== Short task ==
Copy out each line that includes the word "JSON".

== Given information ==
▶
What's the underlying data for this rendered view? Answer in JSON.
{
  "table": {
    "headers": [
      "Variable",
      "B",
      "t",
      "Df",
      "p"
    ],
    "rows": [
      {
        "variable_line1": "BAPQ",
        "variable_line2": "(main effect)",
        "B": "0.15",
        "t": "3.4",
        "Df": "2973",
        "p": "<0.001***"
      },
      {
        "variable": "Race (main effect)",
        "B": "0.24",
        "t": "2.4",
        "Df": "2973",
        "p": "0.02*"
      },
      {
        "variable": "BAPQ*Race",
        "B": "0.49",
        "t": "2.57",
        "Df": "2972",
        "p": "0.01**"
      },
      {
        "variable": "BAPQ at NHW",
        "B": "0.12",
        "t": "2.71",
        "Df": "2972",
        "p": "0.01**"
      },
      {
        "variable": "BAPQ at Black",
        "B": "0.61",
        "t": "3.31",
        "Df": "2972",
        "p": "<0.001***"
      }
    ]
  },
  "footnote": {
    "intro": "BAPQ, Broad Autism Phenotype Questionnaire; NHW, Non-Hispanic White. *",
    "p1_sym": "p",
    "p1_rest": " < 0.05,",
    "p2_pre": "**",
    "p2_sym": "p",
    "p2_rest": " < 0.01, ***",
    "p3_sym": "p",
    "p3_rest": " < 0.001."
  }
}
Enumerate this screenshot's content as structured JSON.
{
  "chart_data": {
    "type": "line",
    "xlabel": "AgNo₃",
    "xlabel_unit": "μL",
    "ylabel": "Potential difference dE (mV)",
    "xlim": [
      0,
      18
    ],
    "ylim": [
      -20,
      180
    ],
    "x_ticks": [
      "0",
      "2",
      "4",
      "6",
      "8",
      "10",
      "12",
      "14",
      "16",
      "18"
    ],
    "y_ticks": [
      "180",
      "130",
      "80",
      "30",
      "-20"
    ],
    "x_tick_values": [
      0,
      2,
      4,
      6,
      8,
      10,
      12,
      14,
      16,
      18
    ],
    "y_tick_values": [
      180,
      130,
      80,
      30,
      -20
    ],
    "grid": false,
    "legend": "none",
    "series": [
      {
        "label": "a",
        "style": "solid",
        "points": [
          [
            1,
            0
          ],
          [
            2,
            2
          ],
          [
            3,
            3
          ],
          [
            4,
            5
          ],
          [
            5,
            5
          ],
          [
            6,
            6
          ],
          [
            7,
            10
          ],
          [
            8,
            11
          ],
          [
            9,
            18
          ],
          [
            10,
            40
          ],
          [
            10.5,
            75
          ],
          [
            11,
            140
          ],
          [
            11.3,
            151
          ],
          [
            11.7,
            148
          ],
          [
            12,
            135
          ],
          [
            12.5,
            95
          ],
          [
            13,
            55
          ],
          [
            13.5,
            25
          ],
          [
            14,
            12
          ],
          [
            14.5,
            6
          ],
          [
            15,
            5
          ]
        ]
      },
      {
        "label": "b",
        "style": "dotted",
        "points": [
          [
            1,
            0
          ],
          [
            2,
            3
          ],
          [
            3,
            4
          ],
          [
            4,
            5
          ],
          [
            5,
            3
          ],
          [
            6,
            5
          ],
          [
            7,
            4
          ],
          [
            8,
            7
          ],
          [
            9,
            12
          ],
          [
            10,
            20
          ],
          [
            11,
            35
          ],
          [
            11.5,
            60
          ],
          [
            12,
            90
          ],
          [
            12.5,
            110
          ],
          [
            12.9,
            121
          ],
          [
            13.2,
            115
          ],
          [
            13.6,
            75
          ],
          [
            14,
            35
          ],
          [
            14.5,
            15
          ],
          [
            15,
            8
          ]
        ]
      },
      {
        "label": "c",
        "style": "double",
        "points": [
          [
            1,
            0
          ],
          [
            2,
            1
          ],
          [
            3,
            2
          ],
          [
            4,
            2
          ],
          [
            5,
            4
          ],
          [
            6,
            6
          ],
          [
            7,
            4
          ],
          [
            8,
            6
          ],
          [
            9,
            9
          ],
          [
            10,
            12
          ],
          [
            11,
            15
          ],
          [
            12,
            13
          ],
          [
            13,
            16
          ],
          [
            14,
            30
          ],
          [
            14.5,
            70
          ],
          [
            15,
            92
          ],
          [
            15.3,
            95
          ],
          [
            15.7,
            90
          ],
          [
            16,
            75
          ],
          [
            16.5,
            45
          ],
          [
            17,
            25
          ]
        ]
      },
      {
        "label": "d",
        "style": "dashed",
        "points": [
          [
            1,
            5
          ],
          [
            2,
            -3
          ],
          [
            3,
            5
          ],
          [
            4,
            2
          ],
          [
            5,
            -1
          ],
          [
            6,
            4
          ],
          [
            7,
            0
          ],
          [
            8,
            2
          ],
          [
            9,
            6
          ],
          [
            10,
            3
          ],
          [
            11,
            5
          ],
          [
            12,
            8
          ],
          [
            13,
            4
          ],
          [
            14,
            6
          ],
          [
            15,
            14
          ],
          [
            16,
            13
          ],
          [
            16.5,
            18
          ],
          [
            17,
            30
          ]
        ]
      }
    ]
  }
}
◀
== Solution to this task ==
What's the underlying data for this rendered view? Answer in JSON.
Enumerate this screenshot's content as structured JSON.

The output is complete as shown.